**Aim of the exercise:** Output the lines that follow exactly as they are.

******

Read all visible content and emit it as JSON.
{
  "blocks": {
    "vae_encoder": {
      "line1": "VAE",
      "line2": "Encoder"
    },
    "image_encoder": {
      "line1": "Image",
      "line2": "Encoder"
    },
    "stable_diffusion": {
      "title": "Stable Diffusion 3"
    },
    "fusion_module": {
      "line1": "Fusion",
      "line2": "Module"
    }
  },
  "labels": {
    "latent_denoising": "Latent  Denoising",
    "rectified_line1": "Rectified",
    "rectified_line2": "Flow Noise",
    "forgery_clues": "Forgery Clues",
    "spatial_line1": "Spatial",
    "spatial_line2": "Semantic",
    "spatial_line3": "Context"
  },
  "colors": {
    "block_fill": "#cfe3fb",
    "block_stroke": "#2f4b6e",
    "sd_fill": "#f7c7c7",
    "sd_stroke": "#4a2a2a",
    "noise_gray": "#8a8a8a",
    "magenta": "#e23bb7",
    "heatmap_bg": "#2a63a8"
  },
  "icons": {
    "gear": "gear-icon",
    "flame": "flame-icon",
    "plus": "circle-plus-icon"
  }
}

******

**Task solution:**
Read all visible content and emit it as JSON.
{
  "blocks": {
    "vae_encoder": {
      "line1": "VAE",
      "line2": "Encoder"
    },
    "image_encoder": {
      "line1": "Image",
      "line2": "Encoder"
    },
    "stable_diffusion": {
      "title": "Stable Diffusion 3"
    },
    "fusion_module": {
      "line1": "Fusion",
      "line2": "Module"
    }
  },
  "labels": {
    "latent_denoising": "Latent  Denoising",
    "rectified_line1": "Rectified",
    "rectified_line2": "Flow Noise",
    "forgery_clues": "Forgery Clues",
    "spatial_line1": "Spatial",
    "spatial_line2": "Semantic",
    "spatial_line3": "Context"
  },
  "colors": {
    "block_fill": "#cfe3fb",
    "block_stroke": "#2f4b6e",
    "sd_fill": "#f7c7c7",
    "sd_stroke": "#4a2a2a",
    "noise_gray": "#8a8a8a",
    "magenta": "#e23bb7",
    "heatmap_bg": "#2a63a8"
  },
  "icons": {
    "gear": "gear-icon",
    "flame": "flame-icon",
    "plus": "circle-plus-icon"
  }
}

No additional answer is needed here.